Items from a data source
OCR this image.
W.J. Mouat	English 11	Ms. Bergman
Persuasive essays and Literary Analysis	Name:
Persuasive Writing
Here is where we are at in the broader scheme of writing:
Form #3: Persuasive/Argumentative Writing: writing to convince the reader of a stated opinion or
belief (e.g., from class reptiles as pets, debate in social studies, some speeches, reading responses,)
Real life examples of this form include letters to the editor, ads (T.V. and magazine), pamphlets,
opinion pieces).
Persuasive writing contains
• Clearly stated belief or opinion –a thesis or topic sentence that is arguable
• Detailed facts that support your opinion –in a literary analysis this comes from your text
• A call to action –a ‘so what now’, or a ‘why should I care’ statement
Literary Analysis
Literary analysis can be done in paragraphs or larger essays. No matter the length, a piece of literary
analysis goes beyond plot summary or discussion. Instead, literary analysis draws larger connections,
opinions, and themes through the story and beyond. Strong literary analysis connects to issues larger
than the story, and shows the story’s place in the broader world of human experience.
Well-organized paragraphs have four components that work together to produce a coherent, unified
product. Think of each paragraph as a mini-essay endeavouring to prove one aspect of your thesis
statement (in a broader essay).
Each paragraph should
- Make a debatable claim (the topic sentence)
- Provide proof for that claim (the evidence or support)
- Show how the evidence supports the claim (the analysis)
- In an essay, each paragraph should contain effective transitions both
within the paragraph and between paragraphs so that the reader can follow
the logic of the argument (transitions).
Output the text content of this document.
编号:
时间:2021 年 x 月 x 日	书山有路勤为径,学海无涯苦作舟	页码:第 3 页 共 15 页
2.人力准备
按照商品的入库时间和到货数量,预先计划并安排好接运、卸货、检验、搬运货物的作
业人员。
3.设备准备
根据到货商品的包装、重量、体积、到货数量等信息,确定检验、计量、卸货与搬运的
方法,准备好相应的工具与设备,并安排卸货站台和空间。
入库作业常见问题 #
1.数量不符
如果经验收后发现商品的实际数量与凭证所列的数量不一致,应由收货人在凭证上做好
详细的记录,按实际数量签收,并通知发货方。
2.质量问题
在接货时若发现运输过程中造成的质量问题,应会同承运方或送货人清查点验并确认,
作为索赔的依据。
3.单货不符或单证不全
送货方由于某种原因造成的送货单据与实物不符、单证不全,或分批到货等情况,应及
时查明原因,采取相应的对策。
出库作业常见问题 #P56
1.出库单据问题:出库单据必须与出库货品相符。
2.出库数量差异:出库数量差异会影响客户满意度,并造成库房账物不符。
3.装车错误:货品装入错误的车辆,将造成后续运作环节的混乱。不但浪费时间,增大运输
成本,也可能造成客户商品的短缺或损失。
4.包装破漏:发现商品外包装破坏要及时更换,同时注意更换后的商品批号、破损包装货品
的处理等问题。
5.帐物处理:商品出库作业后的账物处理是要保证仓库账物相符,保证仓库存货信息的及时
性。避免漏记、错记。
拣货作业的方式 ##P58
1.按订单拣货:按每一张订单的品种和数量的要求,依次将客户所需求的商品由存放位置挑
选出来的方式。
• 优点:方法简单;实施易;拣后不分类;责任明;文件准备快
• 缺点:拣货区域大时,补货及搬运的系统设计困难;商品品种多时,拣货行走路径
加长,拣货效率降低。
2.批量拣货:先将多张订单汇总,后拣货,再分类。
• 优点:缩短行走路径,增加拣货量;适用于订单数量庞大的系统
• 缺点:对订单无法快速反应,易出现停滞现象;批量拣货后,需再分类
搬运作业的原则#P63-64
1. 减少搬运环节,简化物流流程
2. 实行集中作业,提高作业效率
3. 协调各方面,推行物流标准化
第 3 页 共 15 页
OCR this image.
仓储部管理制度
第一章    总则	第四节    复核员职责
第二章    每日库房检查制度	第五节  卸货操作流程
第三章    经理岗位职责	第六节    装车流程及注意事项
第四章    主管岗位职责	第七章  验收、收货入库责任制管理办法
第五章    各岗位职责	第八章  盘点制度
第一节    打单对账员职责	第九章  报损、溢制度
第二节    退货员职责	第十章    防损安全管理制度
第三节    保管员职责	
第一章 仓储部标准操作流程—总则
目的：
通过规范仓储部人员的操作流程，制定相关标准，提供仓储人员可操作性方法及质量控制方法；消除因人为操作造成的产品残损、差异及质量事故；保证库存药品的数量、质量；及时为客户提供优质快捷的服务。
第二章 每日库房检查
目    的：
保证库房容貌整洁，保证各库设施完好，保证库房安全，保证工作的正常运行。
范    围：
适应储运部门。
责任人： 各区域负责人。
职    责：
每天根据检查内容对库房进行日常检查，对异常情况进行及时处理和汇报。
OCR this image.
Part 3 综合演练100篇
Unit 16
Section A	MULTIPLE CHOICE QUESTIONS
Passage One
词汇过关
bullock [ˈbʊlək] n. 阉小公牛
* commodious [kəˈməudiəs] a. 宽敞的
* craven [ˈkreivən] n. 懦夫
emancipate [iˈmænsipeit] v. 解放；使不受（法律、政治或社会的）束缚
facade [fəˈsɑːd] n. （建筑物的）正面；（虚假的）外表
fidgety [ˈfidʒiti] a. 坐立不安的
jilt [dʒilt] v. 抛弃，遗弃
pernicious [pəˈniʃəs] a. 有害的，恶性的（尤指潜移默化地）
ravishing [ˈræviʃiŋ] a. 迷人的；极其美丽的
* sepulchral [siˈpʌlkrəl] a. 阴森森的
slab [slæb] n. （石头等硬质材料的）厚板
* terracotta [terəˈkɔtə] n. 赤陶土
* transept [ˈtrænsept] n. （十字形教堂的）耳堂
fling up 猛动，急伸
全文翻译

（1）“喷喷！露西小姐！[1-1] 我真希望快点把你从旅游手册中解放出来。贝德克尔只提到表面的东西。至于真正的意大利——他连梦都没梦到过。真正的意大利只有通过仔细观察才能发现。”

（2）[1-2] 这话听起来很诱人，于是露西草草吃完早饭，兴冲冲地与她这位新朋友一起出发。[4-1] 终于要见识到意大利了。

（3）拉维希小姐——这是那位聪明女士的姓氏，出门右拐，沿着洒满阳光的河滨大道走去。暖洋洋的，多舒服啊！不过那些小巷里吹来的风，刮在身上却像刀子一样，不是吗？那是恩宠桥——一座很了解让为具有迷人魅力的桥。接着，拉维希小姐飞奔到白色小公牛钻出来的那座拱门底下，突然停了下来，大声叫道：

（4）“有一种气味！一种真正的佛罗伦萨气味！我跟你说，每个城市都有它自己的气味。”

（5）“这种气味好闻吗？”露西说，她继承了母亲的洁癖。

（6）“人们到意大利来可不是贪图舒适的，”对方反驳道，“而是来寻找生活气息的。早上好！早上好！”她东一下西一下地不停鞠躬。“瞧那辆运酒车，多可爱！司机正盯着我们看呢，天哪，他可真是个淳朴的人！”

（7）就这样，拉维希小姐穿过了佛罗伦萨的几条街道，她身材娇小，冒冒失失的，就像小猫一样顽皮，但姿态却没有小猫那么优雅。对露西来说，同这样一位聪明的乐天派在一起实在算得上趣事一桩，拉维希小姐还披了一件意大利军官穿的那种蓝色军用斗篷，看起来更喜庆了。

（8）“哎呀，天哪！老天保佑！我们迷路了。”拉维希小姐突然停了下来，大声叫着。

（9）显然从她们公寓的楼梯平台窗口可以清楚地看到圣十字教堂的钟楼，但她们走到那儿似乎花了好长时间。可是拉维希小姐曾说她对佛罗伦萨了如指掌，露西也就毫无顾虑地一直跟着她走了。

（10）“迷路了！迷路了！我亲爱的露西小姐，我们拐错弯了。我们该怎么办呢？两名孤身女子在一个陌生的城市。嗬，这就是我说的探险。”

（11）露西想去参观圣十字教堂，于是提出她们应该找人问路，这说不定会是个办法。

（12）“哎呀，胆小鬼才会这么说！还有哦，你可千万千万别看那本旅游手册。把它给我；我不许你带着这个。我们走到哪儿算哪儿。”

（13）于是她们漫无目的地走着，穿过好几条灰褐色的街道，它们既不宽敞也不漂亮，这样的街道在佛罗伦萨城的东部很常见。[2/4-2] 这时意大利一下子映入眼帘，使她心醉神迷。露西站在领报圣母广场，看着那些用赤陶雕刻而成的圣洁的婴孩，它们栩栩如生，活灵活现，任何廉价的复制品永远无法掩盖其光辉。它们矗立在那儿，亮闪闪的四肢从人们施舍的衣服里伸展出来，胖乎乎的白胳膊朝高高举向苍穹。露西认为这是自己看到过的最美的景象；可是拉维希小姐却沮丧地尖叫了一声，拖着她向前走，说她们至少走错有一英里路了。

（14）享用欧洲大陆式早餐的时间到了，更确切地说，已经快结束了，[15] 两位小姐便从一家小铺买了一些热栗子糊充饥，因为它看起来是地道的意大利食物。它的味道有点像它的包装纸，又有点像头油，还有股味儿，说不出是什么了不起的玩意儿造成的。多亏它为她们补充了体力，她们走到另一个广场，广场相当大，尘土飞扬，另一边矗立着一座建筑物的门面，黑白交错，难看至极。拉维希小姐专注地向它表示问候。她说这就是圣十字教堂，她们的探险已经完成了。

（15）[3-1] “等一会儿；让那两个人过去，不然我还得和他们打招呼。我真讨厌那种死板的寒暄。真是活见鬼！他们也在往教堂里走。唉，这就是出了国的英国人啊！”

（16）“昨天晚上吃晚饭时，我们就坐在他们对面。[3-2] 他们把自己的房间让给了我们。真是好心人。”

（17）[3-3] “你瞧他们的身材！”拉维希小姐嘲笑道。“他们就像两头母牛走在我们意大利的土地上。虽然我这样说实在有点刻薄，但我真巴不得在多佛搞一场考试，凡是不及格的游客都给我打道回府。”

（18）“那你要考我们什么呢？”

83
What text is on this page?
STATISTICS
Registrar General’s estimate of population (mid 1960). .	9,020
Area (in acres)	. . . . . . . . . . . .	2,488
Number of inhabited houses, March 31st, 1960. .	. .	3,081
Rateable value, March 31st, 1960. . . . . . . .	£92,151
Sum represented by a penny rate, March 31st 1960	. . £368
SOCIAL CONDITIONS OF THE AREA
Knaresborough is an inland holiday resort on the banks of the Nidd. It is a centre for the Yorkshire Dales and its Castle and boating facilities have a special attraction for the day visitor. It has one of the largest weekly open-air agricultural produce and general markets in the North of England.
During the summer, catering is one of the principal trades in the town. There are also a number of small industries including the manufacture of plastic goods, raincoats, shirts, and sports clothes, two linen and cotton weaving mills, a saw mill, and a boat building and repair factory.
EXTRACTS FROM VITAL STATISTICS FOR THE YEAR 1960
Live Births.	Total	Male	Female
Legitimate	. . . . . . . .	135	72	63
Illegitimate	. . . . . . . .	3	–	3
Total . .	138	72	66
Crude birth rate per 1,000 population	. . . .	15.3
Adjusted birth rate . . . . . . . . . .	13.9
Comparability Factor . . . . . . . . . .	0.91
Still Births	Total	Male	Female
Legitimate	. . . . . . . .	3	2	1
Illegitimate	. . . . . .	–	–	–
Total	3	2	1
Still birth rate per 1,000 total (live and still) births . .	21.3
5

Task details: The required output is the exact sequence of lines from the one containing "What text is on this page?" through the end of the listing, both endpoints included.

Answer to the problem:
What text is on this page?
STATISTICS
Registrar General’s estimate of population (mid 1960). .	9,020
Area (in acres)	. . . . . . . . . . . .	2,488
Number of inhabited houses, March 31st, 1960. .	. .	3,081
Rateable value, March 31st, 1960. . . . . . . .	£92,151
Sum represented by a penny rate, March 31st 1960	. . £368
SOCIAL CONDITIONS OF THE AREA
Knaresborough is an inland holiday resort on the banks of the Nidd. It is a centre for the Yorkshire Dales and its Castle and boating facilities have a special attraction for the day visitor. It has one of the largest weekly open-air agricultural produce and general markets in the North of England.
During the summer, catering is one of the principal trades in the town. There are also a number of small industries including the manufacture of plastic goods, raincoats, shirts, and sports clothes, two linen and cotton weaving mills, a saw mill, and a boat building and repair factory.
EXTRACTS FROM VITAL STATISTICS FOR THE YEAR 1960
Live Births.	Total	Male	Female
Legitimate	. . . . . . . .	135	72	63
Illegitimate	. . . . . . . .	3	–	3
Total . .	138	72	66
Crude birth rate per 1,000 population	. . . .	15.3
Adjusted birth rate . . . . . . . . . .	13.9
Comparability Factor . . . . . . . . . .	0.91
Still Births	Total	Male	Female
Legitimate	. . . . . . . .	3	2	1
Illegitimate	. . . . . .	–	–	–
Total	3	2	1
Still birth rate per 1,000 total (live and still) births . .	21.3
5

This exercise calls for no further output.